PROBLEM STATEMENT>
Repeat every entry word for word, skipping the pictures.

───── DATASET ROWS

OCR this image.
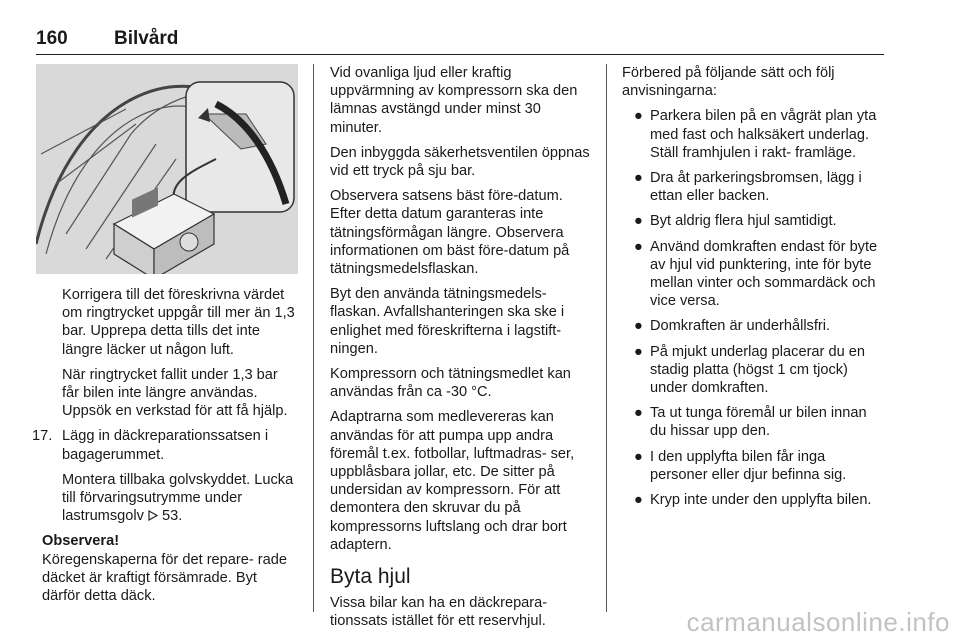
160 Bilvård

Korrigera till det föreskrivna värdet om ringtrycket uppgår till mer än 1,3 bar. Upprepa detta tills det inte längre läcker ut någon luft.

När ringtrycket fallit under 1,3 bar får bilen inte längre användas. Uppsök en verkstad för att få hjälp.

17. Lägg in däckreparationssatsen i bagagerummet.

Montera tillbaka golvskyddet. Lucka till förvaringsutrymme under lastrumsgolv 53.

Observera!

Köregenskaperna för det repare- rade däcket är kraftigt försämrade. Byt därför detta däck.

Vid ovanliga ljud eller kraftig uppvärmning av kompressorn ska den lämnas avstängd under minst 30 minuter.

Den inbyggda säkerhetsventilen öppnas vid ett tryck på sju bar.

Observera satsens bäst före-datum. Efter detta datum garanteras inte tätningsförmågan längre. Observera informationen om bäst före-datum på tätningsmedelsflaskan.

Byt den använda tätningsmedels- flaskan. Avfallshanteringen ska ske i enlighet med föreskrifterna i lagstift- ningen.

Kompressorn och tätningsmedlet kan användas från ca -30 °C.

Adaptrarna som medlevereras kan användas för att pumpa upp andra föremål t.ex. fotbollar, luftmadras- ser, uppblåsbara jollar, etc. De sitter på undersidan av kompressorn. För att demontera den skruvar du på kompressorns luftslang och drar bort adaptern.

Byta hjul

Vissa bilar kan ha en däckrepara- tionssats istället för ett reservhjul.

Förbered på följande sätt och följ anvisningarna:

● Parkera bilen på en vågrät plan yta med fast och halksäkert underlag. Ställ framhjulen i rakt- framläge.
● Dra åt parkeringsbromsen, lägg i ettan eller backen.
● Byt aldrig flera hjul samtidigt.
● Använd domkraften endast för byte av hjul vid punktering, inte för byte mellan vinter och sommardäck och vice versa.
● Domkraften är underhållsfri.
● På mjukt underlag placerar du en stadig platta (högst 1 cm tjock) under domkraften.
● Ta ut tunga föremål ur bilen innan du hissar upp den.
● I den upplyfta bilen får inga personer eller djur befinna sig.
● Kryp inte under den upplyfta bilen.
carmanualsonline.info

──────────

WRITTEN ANSWER>
OCR this image.
160 Bilvård

Korrigera till det föreskrivna värdet om ringtrycket uppgår till mer än 1,3 bar. Upprepa detta tills det inte längre läcker ut någon luft.

När ringtrycket fallit under 1,3 bar får bilen inte längre användas. Uppsök en verkstad för att få hjälp.

17. Lägg in däckreparationssatsen i bagagerummet.

Montera tillbaka golvskyddet. Lucka till förvaringsutrymme under lastrumsgolv 53.

Observera!

Köregenskaperna för det repare- rade däcket är kraftigt försämrade. Byt därför detta däck.

Vid ovanliga ljud eller kraftig uppvärmning av kompressorn ska den lämnas avstängd under minst 30 minuter.

Den inbyggda säkerhetsventilen öppnas vid ett tryck på sju bar.

Observera satsens bäst före-datum. Efter detta datum garanteras inte tätningsförmågan längre. Observera informationen om bäst före-datum på tätningsmedelsflaskan.

Byt den använda tätningsmedels- flaskan. Avfallshanteringen ska ske i enlighet med föreskrifterna i lagstift- ningen.

Kompressorn och tätningsmedlet kan användas från ca -30 °C.

Adaptrarna som medlevereras kan användas för att pumpa upp andra föremål t.ex. fotbollar, luftmadras- ser, uppblåsbara jollar, etc. De sitter på undersidan av kompressorn. För att demontera den skruvar du på kompressorns luftslang och drar bort adaptern.

Byta hjul

Vissa bilar kan ha en däckrepara- tionssats istället för ett reservhjul.

Förbered på följande sätt och följ anvisningarna:

● Parkera bilen på en vågrät plan yta med fast och halksäkert underlag. Ställ framhjulen i rakt- framläge.
● Dra åt parkeringsbromsen, lägg i ettan eller backen.
● Byt aldrig flera hjul samtidigt.
● Använd domkraften endast för byte av hjul vid punktering, inte för byte mellan vinter och sommardäck och vice versa.
● Domkraften är underhållsfri.
● På mjukt underlag placerar du en stadig platta (högst 1 cm tjock) under domkraften.
● Ta ut tunga föremål ur bilen innan du hissar upp den.
● I den upplyfta bilen får inga personer eller djur befinna sig.
● Kryp inte under den upplyfta bilen.
carmanualsonline.info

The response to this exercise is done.